◆ **Written instruction**
Will you extract the entries word for word? Images should not appear in the copy.

◆ **Data listing**
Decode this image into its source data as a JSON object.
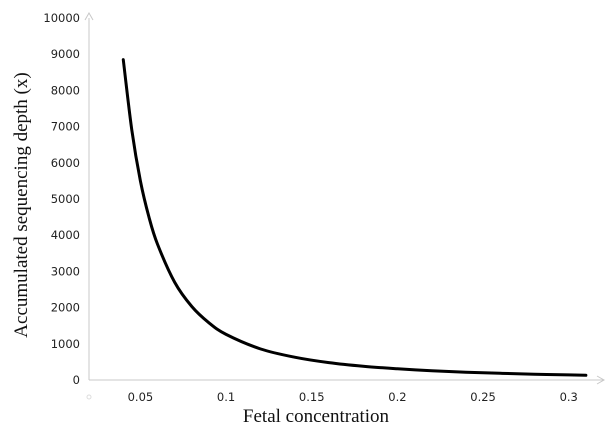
{
  "chart_data": {
    "type": "line",
    "xlabel": "Fetal concentration",
    "ylabel": "Accumulated sequencing depth (x)",
    "xlim": [
      0.02,
      0.32
    ],
    "ylim": [
      0,
      10000
    ],
    "x_ticks": [
      0.05,
      0.1,
      0.15,
      0.2,
      0.25,
      0.3
    ],
    "x_tick_labels": [
      "0.05",
      "0.1",
      "0.15",
      "0.2",
      "0.25",
      "0.3"
    ],
    "y_ticks": [
      0,
      1000,
      2000,
      3000,
      4000,
      5000,
      6000,
      7000,
      8000,
      9000,
      10000
    ],
    "y_tick_labels": [
      "0",
      "1000",
      "2000",
      "3000",
      "4000",
      "5000",
      "6000",
      "7000",
      "8000",
      "9000",
      "10000"
    ],
    "grid": false,
    "series": [
      {
        "color": "#000000",
        "x": [
          0.04,
          0.045,
          0.05,
          0.055,
          0.06,
          0.07,
          0.08,
          0.09,
          0.1,
          0.12,
          0.14,
          0.16,
          0.18,
          0.2,
          0.22,
          0.24,
          0.26,
          0.28,
          0.3,
          0.31
        ],
        "y": [
          8850,
          6900,
          5500,
          4500,
          3750,
          2700,
          2030,
          1580,
          1260,
          860,
          630,
          480,
          380,
          310,
          255,
          215,
          185,
          160,
          140,
          130
        ]
      }
    ]
  }
}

◆ **Solution for this problem**
Decode this image into its source data as a JSON object.
{
  "chart_data": {
    "type": "line",
    "xlabel": "Fetal concentration",
    "ylabel": "Accumulated sequencing depth (x)",
    "xlim": [
      0.02,
      0.32
    ],
    "ylim": [
      0,
      10000
    ],
    "x_ticks": [
      0.05,
      0.1,
      0.15,
      0.2,
      0.25,
      0.3
    ],
    "x_tick_labels": [
      "0.05",
      "0.1",
      "0.15",
      "0.2",
      "0.25",
      "0.3"
    ],
    "y_ticks": [
      0,
      1000,
      2000,
      3000,
      4000,
      5000,
      6000,
      7000,
      8000,
      9000,
      10000
    ],
    "y_tick_labels": [
      "0",
      "1000",
      "2000",
      "3000",
      "4000",
      "5000",
      "6000",
      "7000",
      "8000",
      "9000",
      "10000"
    ],
    "grid": false,
    "series": [
      {
        "color": "#000000",
        "x": [
          0.04,
          0.045,
          0.05,
          0.055,
          0.06,
          0.07,
          0.08,
          0.09,
          0.1,
          0.12,
          0.14,
          0.16,
          0.18,
          0.2,
          0.22,
          0.24,
          0.26,
          0.28,
          0.3,
          0.31
        ],
        "y": [
          8850,
          6900,
          5500,
          4500,
          3750,
          2700,
          2030,
          1580,
          1260,
          860,
          630,
          480,
          380,
          310,
          255,
          215,
          185,
          160,
          140,
          130
        ]
      }
    ]
  }
}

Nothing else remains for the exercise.